> YOUR GOAL:
Go through the records line by line and work out how many lines hold the word "تاریخ". Answer with the number only.
:: DATA EXCERPTS
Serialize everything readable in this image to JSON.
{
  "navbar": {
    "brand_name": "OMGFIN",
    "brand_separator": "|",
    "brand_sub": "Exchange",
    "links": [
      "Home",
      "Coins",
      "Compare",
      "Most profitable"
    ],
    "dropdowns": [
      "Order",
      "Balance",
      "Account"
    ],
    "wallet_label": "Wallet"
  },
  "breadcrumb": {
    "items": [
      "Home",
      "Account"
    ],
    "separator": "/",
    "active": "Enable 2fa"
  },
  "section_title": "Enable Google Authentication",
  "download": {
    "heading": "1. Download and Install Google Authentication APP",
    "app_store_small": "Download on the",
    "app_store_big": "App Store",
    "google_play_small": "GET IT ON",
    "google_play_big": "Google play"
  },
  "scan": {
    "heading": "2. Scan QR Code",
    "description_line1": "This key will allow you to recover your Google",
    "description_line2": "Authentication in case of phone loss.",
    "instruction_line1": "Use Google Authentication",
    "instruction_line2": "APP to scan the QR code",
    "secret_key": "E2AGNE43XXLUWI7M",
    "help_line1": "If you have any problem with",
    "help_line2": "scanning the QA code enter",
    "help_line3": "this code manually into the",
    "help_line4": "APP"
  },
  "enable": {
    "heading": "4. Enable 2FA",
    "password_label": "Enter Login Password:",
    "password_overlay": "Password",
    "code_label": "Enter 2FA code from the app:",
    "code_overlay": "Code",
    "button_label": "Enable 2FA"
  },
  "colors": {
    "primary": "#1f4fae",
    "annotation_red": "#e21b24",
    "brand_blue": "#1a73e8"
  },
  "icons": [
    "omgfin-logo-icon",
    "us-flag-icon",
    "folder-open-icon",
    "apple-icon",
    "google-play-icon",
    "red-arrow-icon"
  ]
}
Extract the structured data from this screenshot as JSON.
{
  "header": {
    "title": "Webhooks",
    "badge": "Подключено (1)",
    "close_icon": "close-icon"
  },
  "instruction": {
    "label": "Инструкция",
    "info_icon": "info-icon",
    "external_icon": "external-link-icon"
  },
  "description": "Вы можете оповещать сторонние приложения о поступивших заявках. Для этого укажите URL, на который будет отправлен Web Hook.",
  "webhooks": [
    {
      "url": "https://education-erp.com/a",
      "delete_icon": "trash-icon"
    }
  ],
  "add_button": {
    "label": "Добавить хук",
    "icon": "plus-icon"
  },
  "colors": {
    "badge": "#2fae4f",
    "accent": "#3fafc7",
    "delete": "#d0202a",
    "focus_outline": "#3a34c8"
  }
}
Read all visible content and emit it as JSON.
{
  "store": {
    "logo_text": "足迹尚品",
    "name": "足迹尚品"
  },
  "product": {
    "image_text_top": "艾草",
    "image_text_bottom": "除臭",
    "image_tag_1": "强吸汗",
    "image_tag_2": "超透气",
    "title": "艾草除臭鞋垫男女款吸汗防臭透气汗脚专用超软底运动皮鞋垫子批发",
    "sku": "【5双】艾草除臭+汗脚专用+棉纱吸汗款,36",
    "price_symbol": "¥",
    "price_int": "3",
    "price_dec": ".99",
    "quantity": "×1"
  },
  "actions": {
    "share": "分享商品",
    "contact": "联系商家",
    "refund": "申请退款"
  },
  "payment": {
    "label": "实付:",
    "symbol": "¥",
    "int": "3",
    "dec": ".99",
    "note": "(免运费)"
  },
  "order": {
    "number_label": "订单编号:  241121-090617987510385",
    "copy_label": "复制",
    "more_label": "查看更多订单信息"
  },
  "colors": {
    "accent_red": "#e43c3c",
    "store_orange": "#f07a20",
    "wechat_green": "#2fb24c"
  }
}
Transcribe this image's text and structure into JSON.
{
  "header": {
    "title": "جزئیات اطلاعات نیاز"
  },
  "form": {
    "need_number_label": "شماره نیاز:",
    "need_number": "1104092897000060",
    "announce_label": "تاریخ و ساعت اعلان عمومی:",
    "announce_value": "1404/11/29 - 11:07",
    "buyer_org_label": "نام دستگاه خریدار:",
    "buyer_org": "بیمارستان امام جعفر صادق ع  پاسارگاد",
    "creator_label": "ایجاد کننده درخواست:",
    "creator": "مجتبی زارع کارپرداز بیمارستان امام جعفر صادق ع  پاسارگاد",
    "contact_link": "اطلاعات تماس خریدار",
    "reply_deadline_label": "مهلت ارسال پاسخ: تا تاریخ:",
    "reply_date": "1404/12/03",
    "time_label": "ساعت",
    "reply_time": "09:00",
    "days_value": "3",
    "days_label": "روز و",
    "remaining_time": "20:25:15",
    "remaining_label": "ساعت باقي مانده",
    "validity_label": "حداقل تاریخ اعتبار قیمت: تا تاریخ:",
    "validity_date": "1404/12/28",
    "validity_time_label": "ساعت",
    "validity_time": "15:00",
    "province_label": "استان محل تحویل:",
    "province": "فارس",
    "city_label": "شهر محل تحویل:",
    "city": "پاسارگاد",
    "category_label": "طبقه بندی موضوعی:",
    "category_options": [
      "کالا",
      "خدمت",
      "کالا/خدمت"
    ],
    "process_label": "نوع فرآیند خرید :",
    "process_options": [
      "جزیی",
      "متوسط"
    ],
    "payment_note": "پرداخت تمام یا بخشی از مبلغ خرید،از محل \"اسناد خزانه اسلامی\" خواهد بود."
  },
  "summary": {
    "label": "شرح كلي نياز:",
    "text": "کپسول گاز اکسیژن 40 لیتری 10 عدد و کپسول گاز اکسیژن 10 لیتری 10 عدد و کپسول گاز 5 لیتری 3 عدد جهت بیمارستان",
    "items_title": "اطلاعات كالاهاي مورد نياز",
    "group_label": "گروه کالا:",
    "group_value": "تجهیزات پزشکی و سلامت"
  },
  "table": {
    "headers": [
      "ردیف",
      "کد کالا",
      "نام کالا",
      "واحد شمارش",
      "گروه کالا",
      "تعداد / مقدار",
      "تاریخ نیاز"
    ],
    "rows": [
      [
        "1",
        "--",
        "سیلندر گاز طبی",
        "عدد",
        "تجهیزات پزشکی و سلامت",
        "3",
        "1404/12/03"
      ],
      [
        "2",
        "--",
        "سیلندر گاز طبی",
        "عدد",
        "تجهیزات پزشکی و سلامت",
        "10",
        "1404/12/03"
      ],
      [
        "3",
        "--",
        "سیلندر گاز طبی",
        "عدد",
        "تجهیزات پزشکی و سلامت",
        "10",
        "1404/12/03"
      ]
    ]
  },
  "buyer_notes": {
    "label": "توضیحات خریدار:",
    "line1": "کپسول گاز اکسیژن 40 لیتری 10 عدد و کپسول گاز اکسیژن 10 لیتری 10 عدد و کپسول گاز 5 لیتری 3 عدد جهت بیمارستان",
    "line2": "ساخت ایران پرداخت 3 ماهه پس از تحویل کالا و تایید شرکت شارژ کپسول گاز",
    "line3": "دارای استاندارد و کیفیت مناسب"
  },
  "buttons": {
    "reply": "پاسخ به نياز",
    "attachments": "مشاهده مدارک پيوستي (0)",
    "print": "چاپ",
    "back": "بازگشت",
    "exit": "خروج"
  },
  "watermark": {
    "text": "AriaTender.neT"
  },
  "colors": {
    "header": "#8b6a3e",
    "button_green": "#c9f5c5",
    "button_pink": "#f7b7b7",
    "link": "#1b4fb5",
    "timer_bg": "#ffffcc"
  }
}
::::
> RESPONSE:
4